• TEXTO PARA ANALIZAR:
>>>
No sé si esta actitud tan poco ejemplar podrá venir del ensimismamiento que debe de generar el cargo, o de eso otro que normalmente llamamos “cuna” y que de forma tan absurda hace creer a muchos que son mejores que los demás, cuando el viento se los llevará (a ellos y a sus chorradas) como a todos los demás. ¿Te das cuenta de que un día te despiertas fuerte y listo para emprender tu oficio con gran acción, y a la mañana siguiente te has transformado en un trozo de gelatina ociosa que vale para bien poco? A la señora Álvarez de Toledo yo le recetaría para su enfermedad el libro de Boecio. Allí verá cómo en el templo de Júpiter hubo dos toneles, uno lleno de bienes y otro lleno de males, cuando todo aquel que lo visitó estuvo obligado a catar ambos, sin excepción; y que entre las grandes dinastías que gobernaron las más poderosas civilizaciones de la antigüedad, también hubo casos -y no pocos- de monarcas que por su mala práctica acabaron sus días repudiados y pobres. Algo leerá de Damocles y de sus delirios de grandeza (mira arriba y verás lo que pende sobre tu cabeza). Algo se le podrá venir a la memoria de cómo acabó Sancho Panza después de haber gobernado su preciada ínsula, con lo pesado que se había puesto con esa cuestión.

Decía Séneca que el hombre obra bien siempre que decide comportarse conforme a la razón. Una frase tan sencilla como universal. Fuerte como un martillo; una verdad inapelable. Y cuando no es posible aplicárselo, como es, me parece a mí, el caso que aquí abordamos, lo que debe tratarse por todos los medios es intentar por lo menos obedecer a eso que sentenció Pascal en el siglo XVII de que la mayoría de los males que rondaban por el mundo se habían desatado en un inicio por no saberse estar uno quieto y callado dentro de una habitación. Así pues, a callar.
<<<
• DATOS PROPORCIONADOS:
>>>
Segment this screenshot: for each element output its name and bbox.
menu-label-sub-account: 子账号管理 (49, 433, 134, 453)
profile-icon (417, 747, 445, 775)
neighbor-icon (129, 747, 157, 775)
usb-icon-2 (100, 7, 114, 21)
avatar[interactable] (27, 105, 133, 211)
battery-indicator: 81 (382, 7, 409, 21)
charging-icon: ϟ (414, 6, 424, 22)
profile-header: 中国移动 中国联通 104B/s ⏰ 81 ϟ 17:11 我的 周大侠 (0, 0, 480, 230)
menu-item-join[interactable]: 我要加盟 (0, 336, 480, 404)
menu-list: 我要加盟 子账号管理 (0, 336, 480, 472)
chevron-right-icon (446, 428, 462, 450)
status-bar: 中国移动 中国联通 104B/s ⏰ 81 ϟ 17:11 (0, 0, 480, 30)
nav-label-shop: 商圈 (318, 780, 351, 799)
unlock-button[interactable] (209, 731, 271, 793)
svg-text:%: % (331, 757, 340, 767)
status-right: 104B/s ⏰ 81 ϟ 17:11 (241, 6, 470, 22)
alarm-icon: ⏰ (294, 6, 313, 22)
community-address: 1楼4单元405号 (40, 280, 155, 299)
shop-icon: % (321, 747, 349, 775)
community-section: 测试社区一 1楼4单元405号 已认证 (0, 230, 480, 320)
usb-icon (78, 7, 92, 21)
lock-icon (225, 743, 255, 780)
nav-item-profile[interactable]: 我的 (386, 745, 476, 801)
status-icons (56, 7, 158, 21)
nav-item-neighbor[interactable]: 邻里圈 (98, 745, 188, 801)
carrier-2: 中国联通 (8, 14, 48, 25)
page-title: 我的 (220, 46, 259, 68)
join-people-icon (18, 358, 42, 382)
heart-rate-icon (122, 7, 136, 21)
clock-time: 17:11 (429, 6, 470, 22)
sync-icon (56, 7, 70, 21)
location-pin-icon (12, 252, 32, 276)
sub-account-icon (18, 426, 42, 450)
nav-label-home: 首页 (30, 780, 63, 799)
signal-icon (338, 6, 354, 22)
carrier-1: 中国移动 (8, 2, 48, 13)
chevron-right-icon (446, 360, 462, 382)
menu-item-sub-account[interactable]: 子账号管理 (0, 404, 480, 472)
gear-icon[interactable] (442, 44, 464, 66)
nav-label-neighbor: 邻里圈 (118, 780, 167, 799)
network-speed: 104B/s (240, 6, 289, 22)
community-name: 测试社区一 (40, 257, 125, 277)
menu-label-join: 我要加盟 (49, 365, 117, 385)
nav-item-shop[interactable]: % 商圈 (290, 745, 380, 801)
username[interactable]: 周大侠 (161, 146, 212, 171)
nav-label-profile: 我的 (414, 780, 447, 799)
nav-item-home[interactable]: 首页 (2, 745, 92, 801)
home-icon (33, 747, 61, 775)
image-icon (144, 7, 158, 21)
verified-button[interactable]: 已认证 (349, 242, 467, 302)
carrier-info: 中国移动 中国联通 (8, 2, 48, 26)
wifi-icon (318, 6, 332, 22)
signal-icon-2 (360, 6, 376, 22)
<<<
• TAREA 1:
Responde a estas preguntas sobre el texto dedicado a la señora Álvarez de Toledo:
(a) ¿Qué libro se le receta a la señora Álvarez de Toledo para su enfermedad?
(b) ¿Qué contenían los dos toneles del templo de Júpiter?
(c) ¿En qué casos obra bien el hombre según Séneca?
• TAREA 2: Continúa el texto dedicado a la señora Álvarez de Toledo a partir de su última frase.

• RESPUESTA 1:
(a) El libro de Boecio.
(b) Uno estaba lleno de bienes y el otro, lleno de males.
(c) Siempre que decide comportarse conforme a la razón.

• RESPUESTA 2:
Y, en fin, poco más podría añadir a lo ya dicho. Al final no me ha salido una carta de amor (quien quiera una, que se coja a León Hebreo); y con ello no digo que Cayetana Álvarez de Toledo no la merezca. Todo lo contrario. Los estoicos, ya que los hemos ido mencionando en las líneas superiores, predicaban con el amor y pensaban que todos somos merecedores de él. Al fin y al cabo, los seres humanos hacemos cosas de seres humanos, lo mismo que las piedras hacen cosas de piedras y los limones lo que suelen hacer los limones. No debemos extrañarnos, pues, de las faltas de respeto, de la altivez, ni del mal comportamiento de esta mujer: son cosas que están dentro de la naturaleza, y por ese motivo hay que asumirlas sin más.

Aunque una cosa es verdad también. En cierto modo, todos estamos obligados a crecer día a día, a hacernos mejores. No tendría sentido que viniésemos al mundo llorando y reclamando, y que conforme fuésemos haciéndonos mayores, continuásemos erre que erre con lo mismo. Que Álvarez de Toledo se lo meta en la cabeza, por favor, que recuerde las cualidades humanas que Epicteto tenía por más fundamentales -la sociabilidad, la lealtad, el respeto, la cautela y la inteligencia-, que pondere cuidadosamente en cuáles va mejor y en cuáles peor, y que durante el tiempo que nos queda hasta la llegada de la nueva normalidad, se ponga a trabajar en ellas, una por una y sin descanso, como en su día lo hizo el bueno de Hércules empezando por el león de Nemea y acabando por el perro del infierno.